Task requirements -
Render every entry verbatim.

Data entries:
▼▼▼

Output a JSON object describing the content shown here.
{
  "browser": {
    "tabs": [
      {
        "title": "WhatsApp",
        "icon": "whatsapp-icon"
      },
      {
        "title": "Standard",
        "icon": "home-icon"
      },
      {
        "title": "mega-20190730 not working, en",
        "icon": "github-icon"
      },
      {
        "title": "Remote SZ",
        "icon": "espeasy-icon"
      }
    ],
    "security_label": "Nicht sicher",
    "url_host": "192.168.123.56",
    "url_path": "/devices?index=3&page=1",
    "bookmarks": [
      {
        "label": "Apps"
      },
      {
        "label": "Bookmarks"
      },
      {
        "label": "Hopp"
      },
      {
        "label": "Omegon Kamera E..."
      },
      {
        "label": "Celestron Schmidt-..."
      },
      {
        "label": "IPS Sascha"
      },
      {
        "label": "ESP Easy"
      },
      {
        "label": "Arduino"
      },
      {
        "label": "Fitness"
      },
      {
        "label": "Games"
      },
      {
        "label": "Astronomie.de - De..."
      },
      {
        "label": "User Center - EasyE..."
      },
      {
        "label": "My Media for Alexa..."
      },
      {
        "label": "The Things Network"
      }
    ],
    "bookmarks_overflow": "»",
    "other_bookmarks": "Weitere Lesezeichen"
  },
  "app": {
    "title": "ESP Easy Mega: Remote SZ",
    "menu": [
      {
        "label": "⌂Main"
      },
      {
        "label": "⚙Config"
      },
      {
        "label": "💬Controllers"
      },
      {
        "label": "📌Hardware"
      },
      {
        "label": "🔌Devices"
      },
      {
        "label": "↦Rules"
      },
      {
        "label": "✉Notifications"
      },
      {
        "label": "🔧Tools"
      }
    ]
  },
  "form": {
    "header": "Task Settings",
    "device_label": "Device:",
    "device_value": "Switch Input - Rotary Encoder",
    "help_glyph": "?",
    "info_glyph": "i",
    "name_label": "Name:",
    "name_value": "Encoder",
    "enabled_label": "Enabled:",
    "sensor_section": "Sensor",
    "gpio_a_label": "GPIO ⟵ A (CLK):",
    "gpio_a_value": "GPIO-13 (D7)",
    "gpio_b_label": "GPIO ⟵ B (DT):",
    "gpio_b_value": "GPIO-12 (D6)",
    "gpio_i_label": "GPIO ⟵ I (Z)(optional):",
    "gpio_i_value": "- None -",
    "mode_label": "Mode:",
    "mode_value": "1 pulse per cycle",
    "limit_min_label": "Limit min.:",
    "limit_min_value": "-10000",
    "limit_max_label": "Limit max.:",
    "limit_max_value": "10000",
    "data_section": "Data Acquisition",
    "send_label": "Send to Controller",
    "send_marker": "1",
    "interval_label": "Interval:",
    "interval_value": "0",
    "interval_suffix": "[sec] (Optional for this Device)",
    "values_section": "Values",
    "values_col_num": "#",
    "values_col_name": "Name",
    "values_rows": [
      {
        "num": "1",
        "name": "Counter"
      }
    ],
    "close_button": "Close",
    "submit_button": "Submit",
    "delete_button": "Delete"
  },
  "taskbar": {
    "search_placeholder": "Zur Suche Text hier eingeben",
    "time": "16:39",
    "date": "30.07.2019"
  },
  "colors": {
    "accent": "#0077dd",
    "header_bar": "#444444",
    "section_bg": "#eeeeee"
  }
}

▲▲▲

Response -
Output a JSON object describing the content shown here.
{
  "browser": {
    "tabs": [
      {
        "title": "WhatsApp",
        "icon": "whatsapp-icon"
      },
      {
        "title": "Standard",
        "icon": "home-icon"
      },
      {
        "title": "mega-20190730 not working, en",
        "icon": "github-icon"
      },
      {
        "title": "Remote SZ",
        "icon": "espeasy-icon"
      }
    ],
    "security_label": "Nicht sicher",
    "url_host": "192.168.123.56",
    "url_path": "/devices?index=3&page=1",
    "bookmarks": [
      {
        "label": "Apps"
      },
      {
        "label": "Bookmarks"
      },
      {
        "label": "Hopp"
      },
      {
        "label": "Omegon Kamera E..."
      },
      {
        "label": "Celestron Schmidt-..."
      },
      {
        "label": "IPS Sascha"
      },
      {
        "label": "ESP Easy"
      },
      {
        "label": "Arduino"
      },
      {
        "label": "Fitness"
      },
      {
        "label": "Games"
      },
      {
        "label": "Astronomie.de - De..."
      },
      {
        "label": "User Center - EasyE..."
      },
      {
        "label": "My Media for Alexa..."
      },
      {
        "label": "The Things Network"
      }
    ],
    "bookmarks_overflow": "»",
    "other_bookmarks": "Weitere Lesezeichen"
  },
  "app": {
    "title": "ESP Easy Mega: Remote SZ",
    "menu": [
      {
        "label": "⌂Main"
      },
      {
        "label": "⚙Config"
      },
      {
        "label": "💬Controllers"
      },
      {
        "label": "📌Hardware"
      },
      {
        "label": "🔌Devices"
      },
      {
        "label": "↦Rules"
      },
      {
        "label": "✉Notifications"
      },
      {
        "label": "🔧Tools"
      }
    ]
  },
  "form": {
    "header": "Task Settings",
    "device_label": "Device:",
    "device_value": "Switch Input - Rotary Encoder",
    "help_glyph": "?",
    "info_glyph": "i",
    "name_label": "Name:",
    "name_value": "Encoder",
    "enabled_label": "Enabled:",
    "sensor_section": "Sensor",
    "gpio_a_label": "GPIO ⟵ A (CLK):",
    "gpio_a_value": "GPIO-13 (D7)",
    "gpio_b_label": "GPIO ⟵ B (DT):",
    "gpio_b_value": "GPIO-12 (D6)",
    "gpio_i_label": "GPIO ⟵ I (Z)(optional):",
    "gpio_i_value": "- None -",
    "mode_label": "Mode:",
    "mode_value": "1 pulse per cycle",
    "limit_min_label": "Limit min.:",
    "limit_min_value": "-10000",
    "limit_max_label": "Limit max.:",
    "limit_max_value": "10000",
    "data_section": "Data Acquisition",
    "send_label": "Send to Controller",
    "send_marker": "1",
    "interval_label": "Interval:",
    "interval_value": "0",
    "interval_suffix": "[sec] (Optional for this Device)",
    "values_section": "Values",
    "values_col_num": "#",
    "values_col_name": "Name",
    "values_rows": [
      {
        "num": "1",
        "name": "Counter"
      }
    ],
    "close_button": "Close",
    "submit_button": "Submit",
    "delete_button": "Delete"
  },
  "taskbar": {
    "search_placeholder": "Zur Suche Text hier eingeben",
    "time": "16:39",
    "date": "30.07.2019"
  },
  "colors": {
    "accent": "#0077dd",
    "header_bar": "#444444",
    "section_bg": "#eeeeee"
  }
}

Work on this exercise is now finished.